§ **Recorded data**
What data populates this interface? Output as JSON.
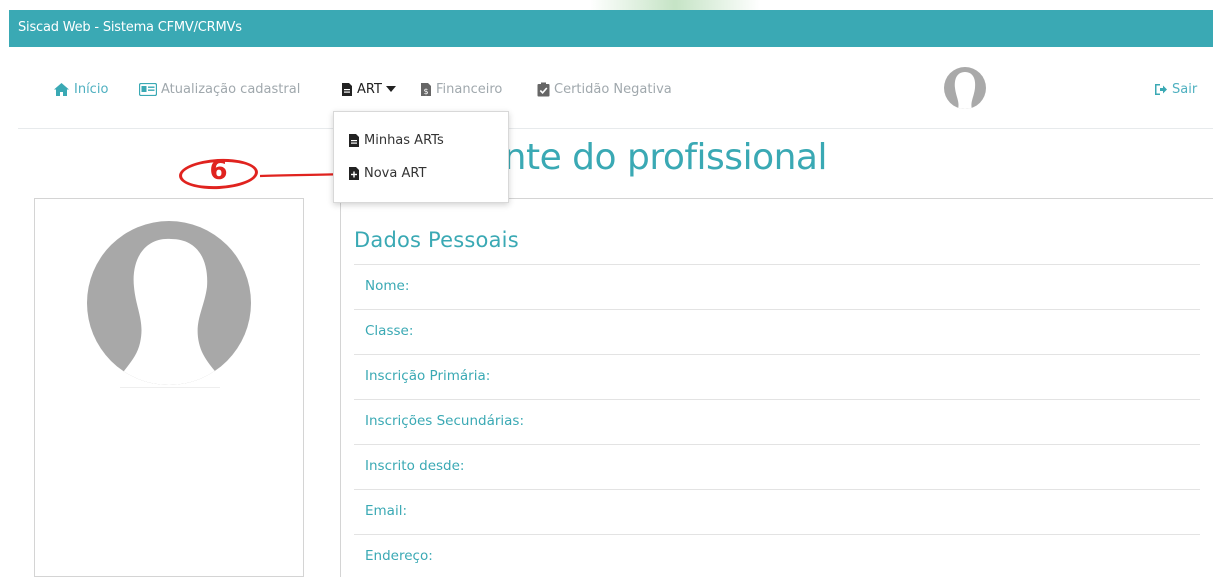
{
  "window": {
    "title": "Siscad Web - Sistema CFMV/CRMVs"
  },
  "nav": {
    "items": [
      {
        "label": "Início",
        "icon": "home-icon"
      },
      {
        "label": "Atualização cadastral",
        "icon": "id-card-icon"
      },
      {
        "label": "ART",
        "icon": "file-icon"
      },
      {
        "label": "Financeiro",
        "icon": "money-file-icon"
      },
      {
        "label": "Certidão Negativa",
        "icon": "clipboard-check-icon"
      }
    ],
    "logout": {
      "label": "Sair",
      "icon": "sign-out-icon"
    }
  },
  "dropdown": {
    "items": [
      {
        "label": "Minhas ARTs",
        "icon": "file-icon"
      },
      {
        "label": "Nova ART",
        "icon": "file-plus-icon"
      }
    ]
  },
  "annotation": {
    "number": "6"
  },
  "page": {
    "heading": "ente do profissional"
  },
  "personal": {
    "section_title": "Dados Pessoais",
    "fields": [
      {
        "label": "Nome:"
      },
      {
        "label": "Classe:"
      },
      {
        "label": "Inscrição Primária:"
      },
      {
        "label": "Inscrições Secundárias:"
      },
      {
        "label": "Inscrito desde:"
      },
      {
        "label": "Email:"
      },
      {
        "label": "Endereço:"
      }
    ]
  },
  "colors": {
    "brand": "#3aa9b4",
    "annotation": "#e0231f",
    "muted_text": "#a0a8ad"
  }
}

§ **Problem**
The pictures should not appear in the copy; every other part of the records above must be returned exactly.

§ **Expected answer**
What data populates this interface? Output as JSON.
{
  "window": {
    "title": "Siscad Web - Sistema CFMV/CRMVs"
  },
  "nav": {
    "items": [
      {
        "label": "Início",
        "icon": "home-icon"
      },
      {
        "label": "Atualização cadastral",
        "icon": "id-card-icon"
      },
      {
        "label": "ART",
        "icon": "file-icon"
      },
      {
        "label": "Financeiro",
        "icon": "money-file-icon"
      },
      {
        "label": "Certidão Negativa",
        "icon": "clipboard-check-icon"
      }
    ],
    "logout": {
      "label": "Sair",
      "icon": "sign-out-icon"
    }
  },
  "dropdown": {
    "items": [
      {
        "label": "Minhas ARTs",
        "icon": "file-icon"
      },
      {
        "label": "Nova ART",
        "icon": "file-plus-icon"
      }
    ]
  },
  "annotation": {
    "number": "6"
  },
  "page": {
    "heading": "ente do profissional"
  },
  "personal": {
    "section_title": "Dados Pessoais",
    "fields": [
      {
        "label": "Nome:"
      },
      {
        "label": "Classe:"
      },
      {
        "label": "Inscrição Primária:"
      },
      {
        "label": "Inscrições Secundárias:"
      },
      {
        "label": "Inscrito desde:"
      },
      {
        "label": "Email:"
      },
      {
        "label": "Endereço:"
      }
    ]
  },
  "colors": {
    "brand": "#3aa9b4",
    "annotation": "#e0231f",
    "muted_text": "#a0a8ad"
  }
}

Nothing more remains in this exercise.